[Start Record list]

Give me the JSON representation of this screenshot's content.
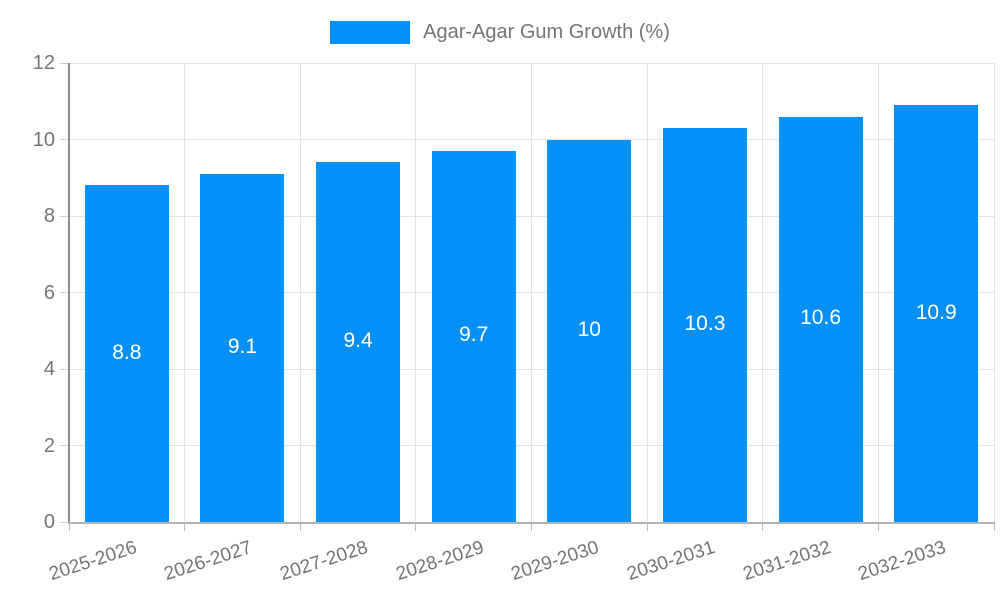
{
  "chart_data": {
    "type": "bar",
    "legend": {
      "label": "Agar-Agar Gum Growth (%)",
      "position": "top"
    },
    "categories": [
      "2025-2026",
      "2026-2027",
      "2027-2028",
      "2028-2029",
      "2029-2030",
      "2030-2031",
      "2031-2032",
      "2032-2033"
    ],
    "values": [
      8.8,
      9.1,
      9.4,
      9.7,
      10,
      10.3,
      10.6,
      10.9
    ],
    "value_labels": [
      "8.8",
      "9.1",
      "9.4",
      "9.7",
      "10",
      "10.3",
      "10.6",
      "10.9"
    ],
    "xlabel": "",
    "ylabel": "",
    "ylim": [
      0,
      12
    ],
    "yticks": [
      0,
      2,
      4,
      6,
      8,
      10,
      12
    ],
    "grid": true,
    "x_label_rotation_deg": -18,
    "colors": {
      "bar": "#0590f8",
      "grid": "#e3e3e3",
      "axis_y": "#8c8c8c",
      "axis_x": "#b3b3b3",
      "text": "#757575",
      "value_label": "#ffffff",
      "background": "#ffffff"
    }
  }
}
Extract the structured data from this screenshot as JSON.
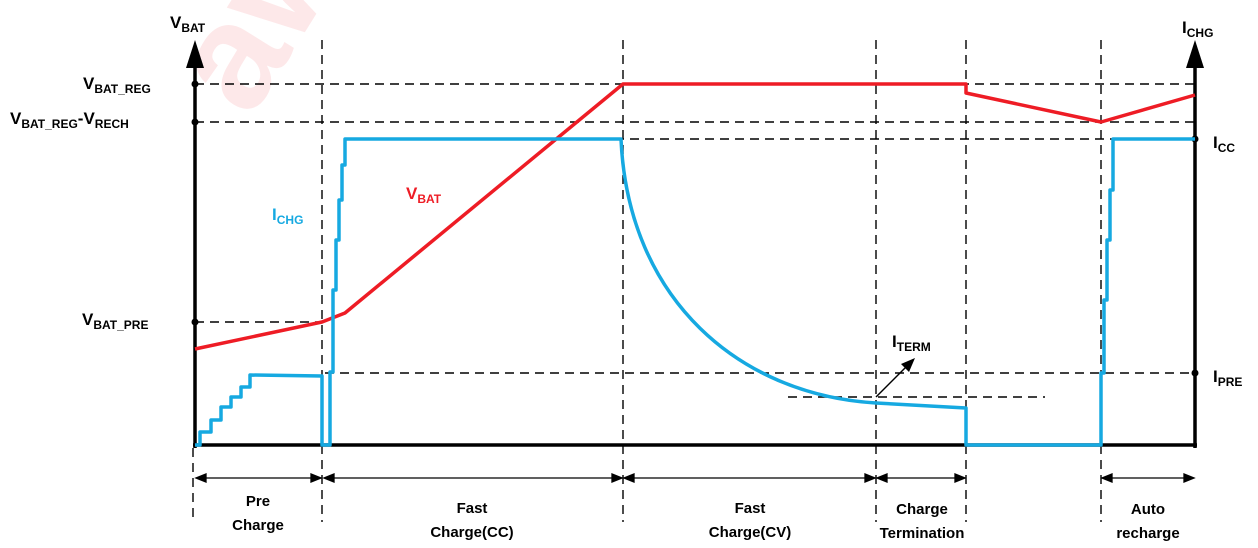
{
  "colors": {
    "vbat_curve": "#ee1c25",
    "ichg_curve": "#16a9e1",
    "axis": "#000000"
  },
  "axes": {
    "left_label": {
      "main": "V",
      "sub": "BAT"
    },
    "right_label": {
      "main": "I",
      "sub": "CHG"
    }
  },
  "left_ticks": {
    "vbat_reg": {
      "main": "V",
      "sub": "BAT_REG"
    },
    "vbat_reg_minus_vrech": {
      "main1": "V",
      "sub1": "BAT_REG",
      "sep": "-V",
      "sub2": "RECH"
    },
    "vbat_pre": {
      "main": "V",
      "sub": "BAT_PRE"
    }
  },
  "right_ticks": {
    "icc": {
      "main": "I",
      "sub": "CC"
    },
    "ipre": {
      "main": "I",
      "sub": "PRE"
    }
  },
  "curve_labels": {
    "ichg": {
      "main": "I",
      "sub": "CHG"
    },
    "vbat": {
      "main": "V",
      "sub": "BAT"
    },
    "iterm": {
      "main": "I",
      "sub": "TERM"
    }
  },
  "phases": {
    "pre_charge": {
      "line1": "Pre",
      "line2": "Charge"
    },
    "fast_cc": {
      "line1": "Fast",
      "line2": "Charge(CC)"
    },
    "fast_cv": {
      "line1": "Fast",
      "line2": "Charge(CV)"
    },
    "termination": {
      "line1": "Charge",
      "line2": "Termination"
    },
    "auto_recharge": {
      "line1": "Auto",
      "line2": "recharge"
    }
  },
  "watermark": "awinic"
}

[End Record list]

- Exercise aim
Identify the lines above that contain the word "this", then copy them.

- Output of the task
Give me the JSON representation of this screenshot's content.
Extract the structured data from this screenshot as JSON.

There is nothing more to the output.